= WHAT TO WORK ON =
In your copy, leave out the pictures; write out all the data exactly.

Dataset items
■ ■ ■ ■ ■

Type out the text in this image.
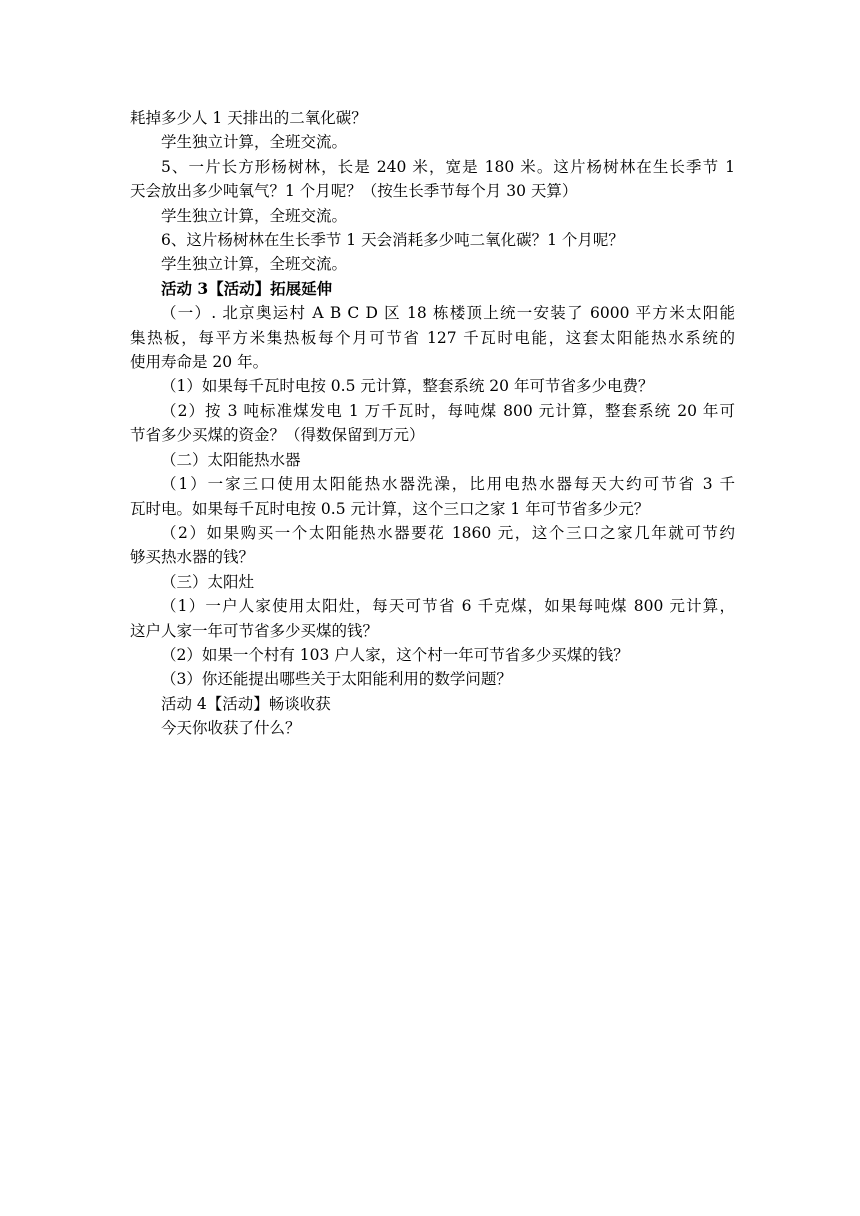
耗掉多少人 1 天排出的二氧化碳？

学生独立计算，全班交流。

5、一片长方形杨树林，长是 240 米，宽是 180 米。这片杨树林在生长季节 1

天会放出多少吨氧气？1 个月呢？（按生长季节每个月 30 天算）

学生独立计算，全班交流。

6、这片杨树林在生长季节 1 天会消耗多少吨二氧化碳？1 个月呢？

学生独立计算，全班交流。

活动 3【活动】拓展延伸

（一）. 北京奥运村 A B C D 区 18 栋楼顶上统一安装了 6000 平方米太阳能

集热板，每平方米集热板每个月可节省 127 千瓦时电能，这套太阳能热水系统的

使用寿命是 20 年。

（1）如果每千瓦时电按 0.5 元计算，整套系统 20 年可节省多少电费？

（2）按 3 吨标准煤发电 1 万千瓦时，每吨煤 800 元计算，整套系统 20 年可

节省多少买煤的资金？（得数保留到万元）

（二）太阳能热水器

（1）一家三口使用太阳能热水器洗澡，比用电热水器每天大约可节省 3 千

瓦时电。如果每千瓦时电按 0.5 元计算，这个三口之家 1 年可节省多少元？

（2）如果购买一个太阳能热水器要花 1860 元，这个三口之家几年就可节约

够买热水器的钱？

（三）太阳灶

（1）一户人家使用太阳灶，每天可节省 6 千克煤，如果每吨煤 800 元计算，

这户人家一年可节省多少买煤的钱？

（2）如果一个村有 103 户人家，这个村一年可节省多少买煤的钱？

（3）你还能提出哪些关于太阳能利用的数学问题？

活动 4【活动】畅谈收获

今天你收获了什么？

■ ■ ■ ■ ■

= WORKED SOLUTION =
Type out the text in this image.
耗掉多少人 1 天排出的二氧化碳？

学生独立计算，全班交流。

5、一片长方形杨树林，长是 240 米，宽是 180 米。这片杨树林在生长季节 1

天会放出多少吨氧气？1 个月呢？（按生长季节每个月 30 天算）

学生独立计算，全班交流。

6、这片杨树林在生长季节 1 天会消耗多少吨二氧化碳？1 个月呢？

学生独立计算，全班交流。

活动 3【活动】拓展延伸

（一）. 北京奥运村 A B C D 区 18 栋楼顶上统一安装了 6000 平方米太阳能

集热板，每平方米集热板每个月可节省 127 千瓦时电能，这套太阳能热水系统的

使用寿命是 20 年。

（1）如果每千瓦时电按 0.5 元计算，整套系统 20 年可节省多少电费？

（2）按 3 吨标准煤发电 1 万千瓦时，每吨煤 800 元计算，整套系统 20 年可

节省多少买煤的资金？（得数保留到万元）

（二）太阳能热水器

（1）一家三口使用太阳能热水器洗澡，比用电热水器每天大约可节省 3 千

瓦时电。如果每千瓦时电按 0.5 元计算，这个三口之家 1 年可节省多少元？

（2）如果购买一个太阳能热水器要花 1860 元，这个三口之家几年就可节约

够买热水器的钱？

（三）太阳灶

（1）一户人家使用太阳灶，每天可节省 6 千克煤，如果每吨煤 800 元计算，

这户人家一年可节省多少买煤的钱？

（2）如果一个村有 103 户人家，这个村一年可节省多少买煤的钱？

（3）你还能提出哪些关于太阳能利用的数学问题？

活动 4【活动】畅谈收获

今天你收获了什么？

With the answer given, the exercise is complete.